Dataset items:
+===+

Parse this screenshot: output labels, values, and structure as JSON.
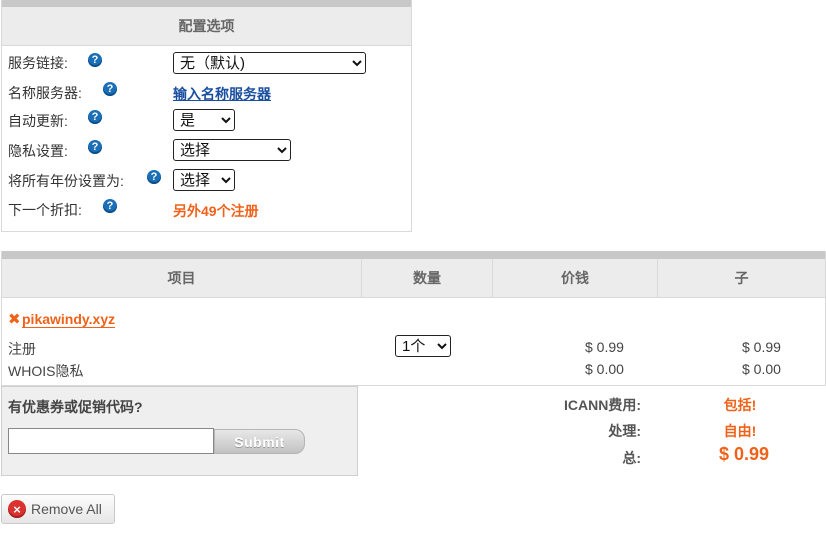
{
  "config": {
    "header": "配置选项",
    "rows": [
      {
        "label": "服务链接:",
        "value": "无（默认)"
      },
      {
        "label": "名称服务器:",
        "value": "输入名称服务器"
      },
      {
        "label": "自动更新:",
        "value": "是"
      },
      {
        "label": "隐私设置:",
        "value": "选择"
      },
      {
        "label": "将所有年份设置为:",
        "value": "选择"
      },
      {
        "label": "下一个折扣:",
        "value": "另外49个注册"
      }
    ],
    "help_glyph": "?"
  },
  "cart": {
    "headers": [
      "项目",
      "数量",
      "价钱",
      "子"
    ],
    "domain": "pikawindy.xyz",
    "remove_glyph": "✖",
    "quantity": "1个",
    "lines": [
      {
        "label": "注册",
        "price": "$ 0.99",
        "subtotal": "$ 0.99"
      },
      {
        "label": "WHOIS隐私",
        "price": "$ 0.00",
        "subtotal": "$ 0.00"
      }
    ]
  },
  "coupon": {
    "title": "有优惠券或促销代码?",
    "input_value": "",
    "submit_label": "Submit"
  },
  "totals": {
    "icann_label": "ICANN费用:",
    "icann_value": "包括!",
    "handling_label": "处理:",
    "handling_value": "自由!",
    "total_label": "总:",
    "total_value": "$ 0.99"
  },
  "remove_all": {
    "label": "Remove All",
    "icon_glyph": "×"
  },
  "colors": {
    "accent": "#f0621a",
    "link": "#1a4fa0",
    "help_icon": "#1a6fb6",
    "remove_icon": "#d9322f"
  }
}
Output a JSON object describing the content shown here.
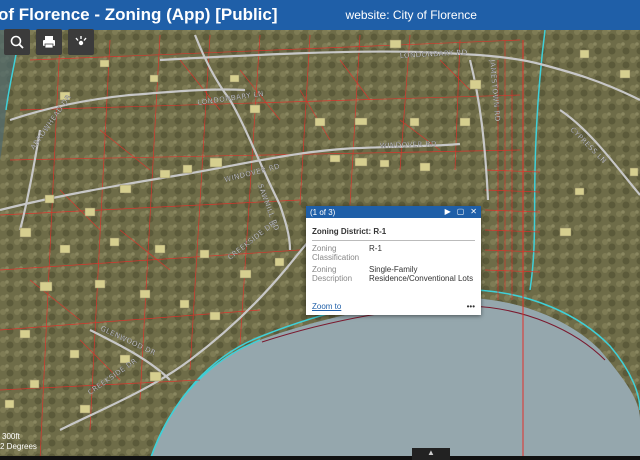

+===+

[Task directions] From the material above, count the lines that include "JSON" and give only the total.

[Written response] 2